- [Supplied data]:
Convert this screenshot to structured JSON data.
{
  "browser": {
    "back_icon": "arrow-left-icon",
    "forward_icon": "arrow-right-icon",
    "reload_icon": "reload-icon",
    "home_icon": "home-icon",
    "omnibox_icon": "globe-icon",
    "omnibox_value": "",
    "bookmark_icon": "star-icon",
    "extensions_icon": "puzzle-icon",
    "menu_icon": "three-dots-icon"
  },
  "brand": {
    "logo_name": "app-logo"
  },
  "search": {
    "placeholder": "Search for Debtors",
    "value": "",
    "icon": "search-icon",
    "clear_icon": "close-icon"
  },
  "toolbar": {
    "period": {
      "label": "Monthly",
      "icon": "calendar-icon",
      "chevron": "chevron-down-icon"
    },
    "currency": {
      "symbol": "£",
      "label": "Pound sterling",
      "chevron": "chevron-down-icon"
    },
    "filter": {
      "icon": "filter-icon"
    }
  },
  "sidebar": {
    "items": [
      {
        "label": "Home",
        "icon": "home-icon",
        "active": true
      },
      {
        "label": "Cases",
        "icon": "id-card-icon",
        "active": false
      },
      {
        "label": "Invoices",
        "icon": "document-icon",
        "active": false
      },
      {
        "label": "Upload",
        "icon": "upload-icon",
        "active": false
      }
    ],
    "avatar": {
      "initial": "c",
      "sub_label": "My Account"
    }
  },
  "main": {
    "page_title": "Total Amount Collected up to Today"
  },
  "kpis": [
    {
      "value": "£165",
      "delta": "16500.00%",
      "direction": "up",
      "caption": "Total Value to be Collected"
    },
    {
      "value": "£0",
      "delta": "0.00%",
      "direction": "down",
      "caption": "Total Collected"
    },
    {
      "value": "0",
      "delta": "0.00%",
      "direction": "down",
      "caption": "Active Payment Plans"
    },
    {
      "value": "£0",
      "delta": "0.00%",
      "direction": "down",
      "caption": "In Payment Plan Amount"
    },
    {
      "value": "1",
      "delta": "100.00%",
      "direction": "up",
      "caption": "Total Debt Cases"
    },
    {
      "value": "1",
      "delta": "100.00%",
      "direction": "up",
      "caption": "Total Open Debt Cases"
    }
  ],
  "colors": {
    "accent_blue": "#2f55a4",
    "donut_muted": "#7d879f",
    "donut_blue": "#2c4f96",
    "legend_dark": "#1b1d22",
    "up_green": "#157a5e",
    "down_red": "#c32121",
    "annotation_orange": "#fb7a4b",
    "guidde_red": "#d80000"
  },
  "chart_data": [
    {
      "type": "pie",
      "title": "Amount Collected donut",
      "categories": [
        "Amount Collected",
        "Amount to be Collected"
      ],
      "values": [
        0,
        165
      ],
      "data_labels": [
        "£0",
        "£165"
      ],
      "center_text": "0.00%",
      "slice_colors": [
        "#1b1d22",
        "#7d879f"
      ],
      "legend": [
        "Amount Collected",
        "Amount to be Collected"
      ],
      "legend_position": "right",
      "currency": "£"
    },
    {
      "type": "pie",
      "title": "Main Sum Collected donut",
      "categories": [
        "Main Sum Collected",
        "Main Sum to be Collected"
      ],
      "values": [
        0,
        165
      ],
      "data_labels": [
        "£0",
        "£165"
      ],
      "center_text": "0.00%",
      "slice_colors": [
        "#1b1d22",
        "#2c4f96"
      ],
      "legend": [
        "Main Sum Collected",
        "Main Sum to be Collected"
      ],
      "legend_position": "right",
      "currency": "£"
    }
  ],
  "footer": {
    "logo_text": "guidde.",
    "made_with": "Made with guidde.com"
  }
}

- [The problem]: From the data above, pick out each line containing "Payment" and copy it.

- [Problem solution]:
      "caption": "Active Payment Plans"
      "caption": "In Payment Plan Amount"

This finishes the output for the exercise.